Continue the bank reconciliation guide below from its final sentence, carrying the step-by-step procedure forward.

[Selected extract]
::::::::::

What is Bank Reconciliation?
Bank reconciliation is a process that compares and matches the cash balance of your company’s balance sheet to your bank statement. This helps businesses identify the differences between internal financial records against the records provided by the bank. Some businesses may assume that making bank reconciliations is irrelevant in this digital era. Bank reconciliation helps detect potential errors in the bank’s records, fraud and any cash manipulations.
Many businesses in Malaysia are using online accounting software so that they can easily and regularly compare their records with their bank statement to identify fraudulent transactions, resolve any discrepancies, and ensure that everything is in order in their operations.
How to Perform Bank Reconciliation
Bank reconciliation can be a long and tedious process, and not many know how to do it right. This article will walk you through the various techniques to complete bank reconciliation.
1. Acquire Bank Records
The first step of bank reconciliation is to retrieve your bank statements. Bank statement is a list that contain transactions you performed over a specified period. You can get the bank statements through online banking or by connecting your bank account to enable bank transactions and bank balances to be populated into the online accounting software you use.
2. Get Your Reconciliation Form
While you are pulling up your bank statements, you should prepare the reconciliation form. This is a worksheet that compares the company’s balance to that of the bank accounts. The layout should be simple to see any disparity between your bank statement and internal financial record. Fortunately, technology has advanced over the years and there are many accounting software built with a bank reconciliation template or form within the system itself.
3. Prepare Your Business Records
To perform bank reconciliation, you need to look at the business record. This is typically kept in a ledger, logbook, or spreadsheet. Some online accounting software will allow you to extract important business details from its database at any time.
4. Determine Your Starting Point
A rule of thumb to start a bank reconciliation is to figure out when you last balanced your books. If you are not sure of this, look for the last time your business record matched your bank statement. You can start the reconciliation from there.
5.Check Your Bank Deposits and Withdrawals
Go over your bank deposits and withdrawal transactions listed on the bank statements. Ensure that they are all accounted for. Don’t forget to include bank fees, which are usually not taken into account yet.

::::::::::

[Record list]
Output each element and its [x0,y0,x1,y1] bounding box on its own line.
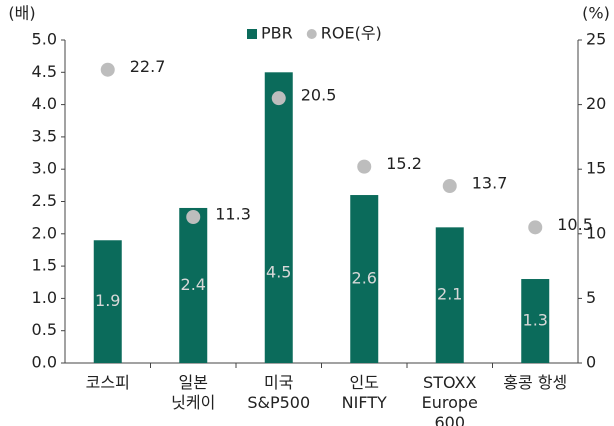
dot [100,62,115,77]
x-tick-label: 인도 NIFTY [342,373,387,412]
y2-tick-label: 5 [586,288,596,307]
y-tick-label: 4.0 [32,94,57,113]
legend-label: PBR [261,24,293,43]
dot-value-label: 10.5 [557,215,593,234]
dot-value-label: 20.5 [301,86,337,105]
y-tick-label: 2.5 [32,191,57,210]
dot [271,91,286,106]
legend-label: ROE(우) [321,24,382,43]
bar-value-label: 1.3 [523,311,548,330]
bar-value-label: 2.1 [437,285,462,304]
dot [357,159,372,174]
bar-value-label: 4.5 [266,263,291,282]
dot-value-label: 15.2 [386,154,422,173]
dot-value-label: 22.7 [130,57,166,76]
y-tick-label: 3.5 [32,126,57,145]
bar [93,240,122,363]
dot [528,220,543,235]
y2-tick-label: 15 [586,159,606,178]
y-tick-label: 0.0 [32,353,57,372]
dot-value-label: 11.3 [215,205,251,224]
y2-tick-label: 0 [586,353,596,372]
y2-tick-label: 20 [586,94,606,113]
x-tick-label: 홍콩 항셍 [503,373,567,392]
dot-value-label: 13.7 [472,173,508,192]
x-tick-label: 코스피 [86,373,130,392]
y2-tick-label: 10 [586,223,606,242]
bar-value-label: 1.9 [95,291,120,310]
y-tick-label: 5.0 [32,30,57,49]
bar [521,279,550,363]
y-tick-label: 3.0 [32,159,57,178]
bar [435,227,464,363]
y-tick-label: 2.0 [32,223,57,242]
dot [442,178,457,193]
bar-value-label: 2.6 [352,269,377,288]
y-tick-label: 1.5 [32,256,57,275]
x-tick-label: 일본 닛케이 [171,373,215,412]
bar [179,207,208,363]
bar [264,72,293,364]
legend-swatch [247,29,257,39]
y2-tick-label: 25 [586,30,606,49]
y-tick-label: 0.5 [32,320,57,339]
x-tick-label: 미국 S&P500 [247,373,310,412]
x-tick-label: STOXX Europe 600 [422,373,478,426]
y2-axis-label: (%) [582,4,610,23]
y-axis-label: (배) [8,4,35,23]
legend-swatch [306,29,317,39]
dot [186,210,201,225]
bar-value-label: 2.4 [181,275,206,294]
y-tick-label: 4.5 [32,62,57,81]
bar [350,195,379,363]
y-tick-label: 1.0 [32,288,57,307]
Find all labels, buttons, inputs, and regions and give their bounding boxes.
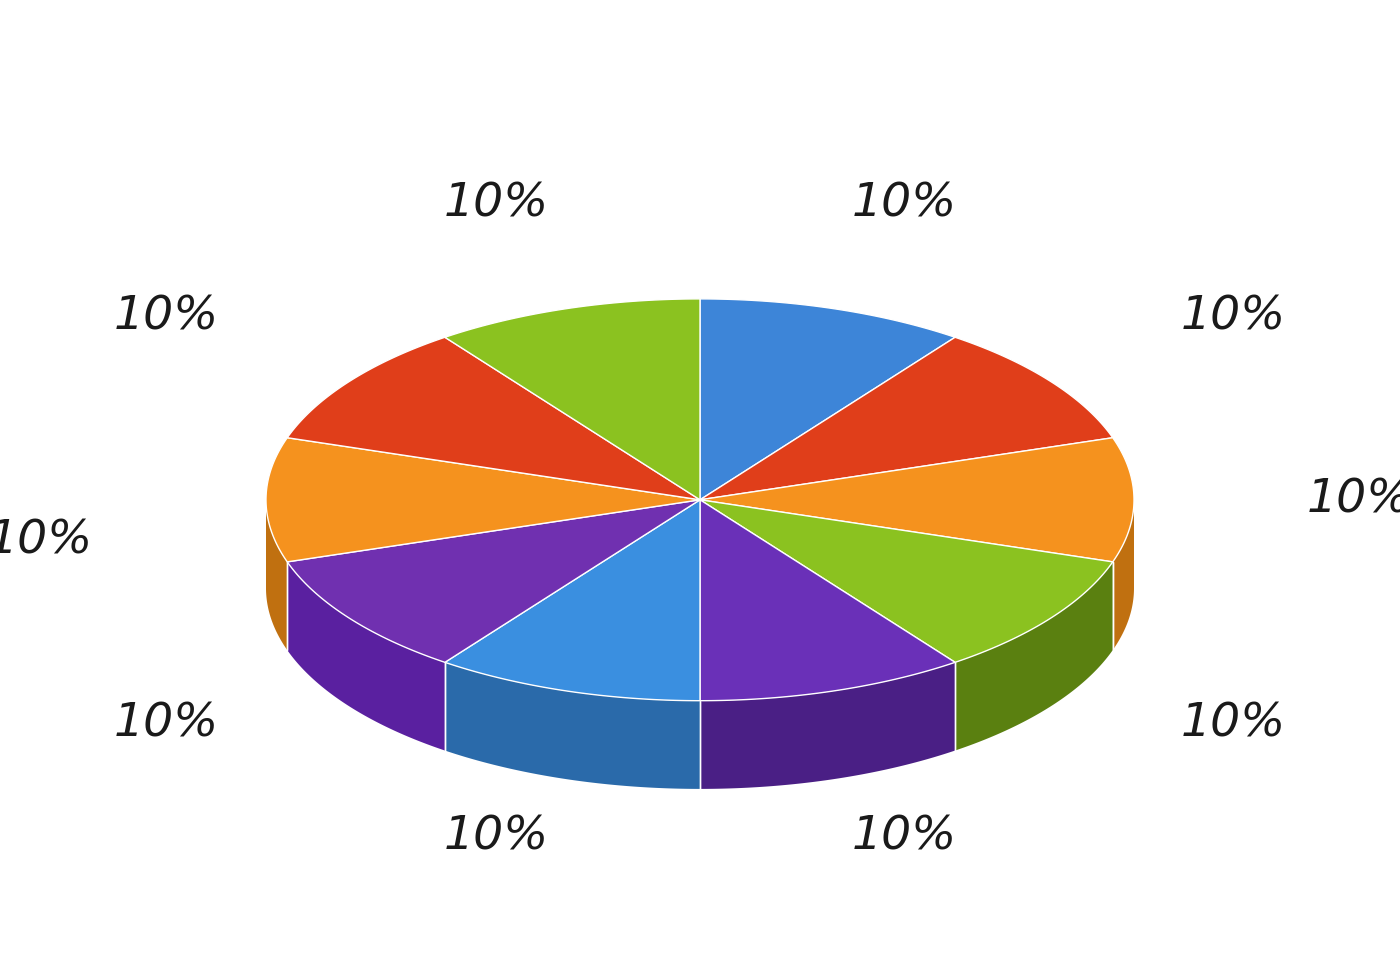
Text: 10%: 10% [113, 294, 218, 339]
Polygon shape [700, 500, 1113, 662]
Polygon shape [266, 438, 700, 562]
Text: 10%: 10% [1182, 294, 1287, 339]
Text: 10%: 10% [851, 814, 956, 859]
Polygon shape [445, 662, 700, 789]
Polygon shape [287, 500, 700, 662]
Polygon shape [700, 438, 1134, 562]
Polygon shape [1113, 501, 1134, 650]
Polygon shape [445, 500, 700, 701]
Polygon shape [700, 662, 955, 789]
Text: 10%: 10% [113, 702, 218, 747]
Polygon shape [287, 337, 700, 500]
Text: 10%: 10% [0, 518, 92, 564]
Text: 10%: 10% [851, 181, 956, 226]
Polygon shape [287, 562, 445, 751]
Polygon shape [955, 562, 1113, 751]
Polygon shape [445, 299, 700, 500]
Text: 10%: 10% [1308, 477, 1400, 522]
Polygon shape [700, 500, 955, 701]
Text: 10%: 10% [444, 181, 549, 226]
Polygon shape [700, 299, 955, 500]
Polygon shape [700, 337, 1113, 500]
Text: 10%: 10% [444, 814, 549, 859]
Polygon shape [266, 501, 287, 650]
Text: 10%: 10% [1182, 702, 1287, 747]
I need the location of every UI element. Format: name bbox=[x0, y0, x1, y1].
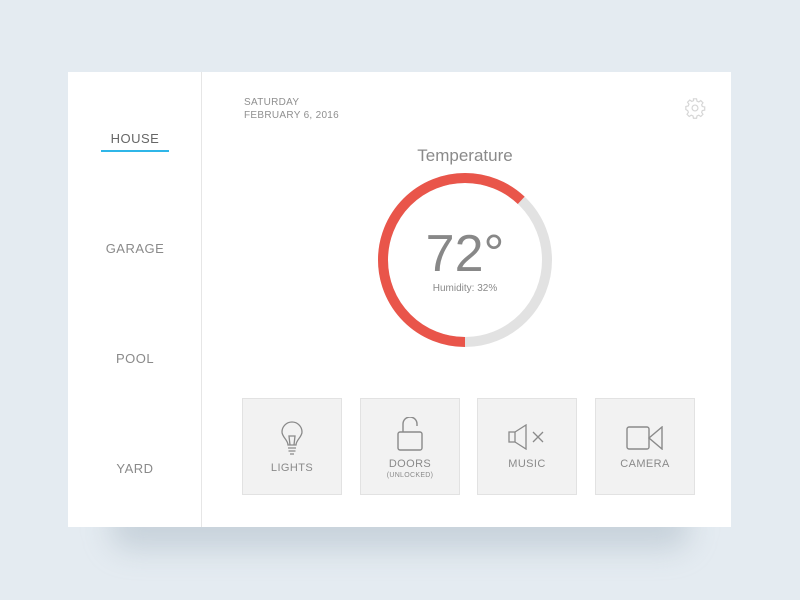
date-display: SATURDAY FEBRUARY 6, 2016 bbox=[244, 96, 339, 122]
camera-button[interactable]: CAMERA bbox=[595, 398, 695, 495]
date-label: FEBRUARY 6, 2016 bbox=[244, 110, 340, 121]
tile-label: LIGHTS bbox=[270, 462, 314, 474]
sidebar-item-pool[interactable]: POOL bbox=[115, 351, 155, 366]
sidebar-item-label: HOUSE bbox=[100, 131, 170, 152]
tile-label: CAMERA bbox=[620, 458, 670, 470]
unlocked-padlock-icon bbox=[397, 417, 423, 451]
temperature-value: 72° bbox=[425, 225, 505, 283]
sidebar-item-yard[interactable]: YARD bbox=[116, 461, 154, 476]
gear-icon[interactable] bbox=[684, 97, 706, 119]
sidebar-item-house[interactable]: HOUSE bbox=[68, 131, 202, 152]
home-control-panel: HOUSE GARAGE POOL YARD SATURDAY FEBRUARY… bbox=[68, 72, 731, 527]
speaker-muted-icon bbox=[508, 424, 544, 450]
temperature-title: Temperature bbox=[417, 146, 513, 165]
tile-label: DOORS bbox=[388, 458, 432, 470]
video-camera-icon bbox=[626, 426, 663, 450]
day-label: SATURDAY bbox=[244, 97, 300, 108]
temperature-gauge bbox=[378, 173, 552, 347]
sidebar-item-garage[interactable]: GARAGE bbox=[105, 241, 165, 256]
sidebar: HOUSE GARAGE POOL YARD bbox=[68, 72, 202, 527]
gauge-progress-arc bbox=[378, 173, 552, 347]
lightbulb-icon bbox=[281, 421, 303, 455]
tile-label: MUSIC bbox=[508, 458, 546, 470]
humidity-label: Humidity: 32% bbox=[432, 283, 498, 294]
lights-button[interactable]: LIGHTS bbox=[242, 398, 342, 495]
doors-button[interactable]: DOORS (UNLOCKED) bbox=[360, 398, 460, 495]
music-button[interactable]: MUSIC bbox=[477, 398, 577, 495]
tile-sublabel: (UNLOCKED) bbox=[386, 472, 434, 479]
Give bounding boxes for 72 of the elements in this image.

::::::::::

[Result below]
6. Check the Income and Expenses in Your Record Book
Check your record books to ensure that the income and expenses are recorded accurately. For example, customer payment should be reflected in your business accounting unless there is an issue like a bounced payment.
7. Adjust Bank Statements
There could be a few missing items on a bank statement, and reasons could include payments not cleared yet, bank errors, outstanding checks, and more.
Payments not cleared yet are deposits made into the bank account, recorded by the business, but not recorded by the bank yet.
Outstanding cheques are cheques issued and recorded by the business but have not been cleared by the bank or cashed by the recipient.
Bank errors are mistakes made by the bank during the preparation of the bank statement. This includes the omission of the actual account balance on the statement.
Once you have identified missing items and determined their cause, proceed to make the necessary adjustments to the bank statement.
8. Conclude the End Balances
After you have checked your bank statement listing deposits and withdrawals, you should see that your bank account balance matches your business records. If there is a discrepancy, repeat the above process until you find the cause and make the necessary adjustments.
In a Nutshell
Completing bank reconciliation allows businesses to identify theft, maintain updated records of the company’s receivables and payables. Bank reconciliations enhance the business’s accounting efficiency and accuracy. With good accounting software, the process can be simplified and perform regularly. You cultivate an organized financial record that will serve as a guide in growing your business in the future.
Ideally, bank reconciliations should be done each time when you receive your bank statement. This could be at the end of the day, week, or month. Performing it regularly enables you to keep tabs on your business’s financial dynamics and prevent future problems. For more information, feel free to get in touch with us.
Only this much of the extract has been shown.